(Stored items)
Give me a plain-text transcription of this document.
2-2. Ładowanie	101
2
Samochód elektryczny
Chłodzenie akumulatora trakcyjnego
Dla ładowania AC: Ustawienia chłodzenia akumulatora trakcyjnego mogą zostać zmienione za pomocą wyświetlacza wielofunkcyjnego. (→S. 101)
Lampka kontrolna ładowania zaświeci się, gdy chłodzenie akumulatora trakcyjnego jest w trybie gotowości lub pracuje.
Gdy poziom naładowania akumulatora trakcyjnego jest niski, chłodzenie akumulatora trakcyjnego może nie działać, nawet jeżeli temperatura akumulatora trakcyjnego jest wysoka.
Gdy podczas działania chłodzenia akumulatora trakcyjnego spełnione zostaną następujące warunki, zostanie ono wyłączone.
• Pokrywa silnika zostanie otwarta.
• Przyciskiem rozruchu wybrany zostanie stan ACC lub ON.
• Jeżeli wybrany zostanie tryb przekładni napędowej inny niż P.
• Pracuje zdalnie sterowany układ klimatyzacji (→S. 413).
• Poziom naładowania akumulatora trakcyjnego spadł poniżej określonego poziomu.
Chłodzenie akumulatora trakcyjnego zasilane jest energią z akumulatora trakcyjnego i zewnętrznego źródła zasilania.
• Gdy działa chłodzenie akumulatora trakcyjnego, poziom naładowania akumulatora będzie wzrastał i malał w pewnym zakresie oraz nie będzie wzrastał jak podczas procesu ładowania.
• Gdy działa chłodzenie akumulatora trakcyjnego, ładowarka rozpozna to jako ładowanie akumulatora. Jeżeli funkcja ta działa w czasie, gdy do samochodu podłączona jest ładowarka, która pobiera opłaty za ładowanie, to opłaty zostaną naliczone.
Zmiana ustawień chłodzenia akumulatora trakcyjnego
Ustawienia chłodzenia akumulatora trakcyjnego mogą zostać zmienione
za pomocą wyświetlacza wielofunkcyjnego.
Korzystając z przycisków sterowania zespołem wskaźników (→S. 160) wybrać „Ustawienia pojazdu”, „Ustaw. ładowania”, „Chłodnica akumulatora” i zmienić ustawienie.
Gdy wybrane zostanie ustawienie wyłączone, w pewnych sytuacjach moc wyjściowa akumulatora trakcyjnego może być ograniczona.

Exercise description:
Emit the records above again, exactly, with no line skipped.

Solution for this task:
Give me a plain-text transcription of this document.
2-2. Ładowanie	101
2
Samochód elektryczny
Chłodzenie akumulatora trakcyjnego
Dla ładowania AC: Ustawienia chłodzenia akumulatora trakcyjnego mogą zostać zmienione za pomocą wyświetlacza wielofunkcyjnego. (→S. 101)
Lampka kontrolna ładowania zaświeci się, gdy chłodzenie akumulatora trakcyjnego jest w trybie gotowości lub pracuje.
Gdy poziom naładowania akumulatora trakcyjnego jest niski, chłodzenie akumulatora trakcyjnego może nie działać, nawet jeżeli temperatura akumulatora trakcyjnego jest wysoka.
Gdy podczas działania chłodzenia akumulatora trakcyjnego spełnione zostaną następujące warunki, zostanie ono wyłączone.
• Pokrywa silnika zostanie otwarta.
• Przyciskiem rozruchu wybrany zostanie stan ACC lub ON.
• Jeżeli wybrany zostanie tryb przekładni napędowej inny niż P.
• Pracuje zdalnie sterowany układ klimatyzacji (→S. 413).
• Poziom naładowania akumulatora trakcyjnego spadł poniżej określonego poziomu.
Chłodzenie akumulatora trakcyjnego zasilane jest energią z akumulatora trakcyjnego i zewnętrznego źródła zasilania.
• Gdy działa chłodzenie akumulatora trakcyjnego, poziom naładowania akumulatora będzie wzrastał i malał w pewnym zakresie oraz nie będzie wzrastał jak podczas procesu ładowania.
• Gdy działa chłodzenie akumulatora trakcyjnego, ładowarka rozpozna to jako ładowanie akumulatora. Jeżeli funkcja ta działa w czasie, gdy do samochodu podłączona jest ładowarka, która pobiera opłaty za ładowanie, to opłaty zostaną naliczone.
Zmiana ustawień chłodzenia akumulatora trakcyjnego
Ustawienia chłodzenia akumulatora trakcyjnego mogą zostać zmienione
za pomocą wyświetlacza wielofunkcyjnego.
Korzystając z przycisków sterowania zespołem wskaźników (→S. 160) wybrać „Ustawienia pojazdu”, „Ustaw. ładowania”, „Chłodnica akumulatora” i zmienić ustawienie.
Gdy wybrane zostanie ustawienie wyłączone, w pewnych sytuacjach moc wyjściowa akumulatora trakcyjnego może być ograniczona.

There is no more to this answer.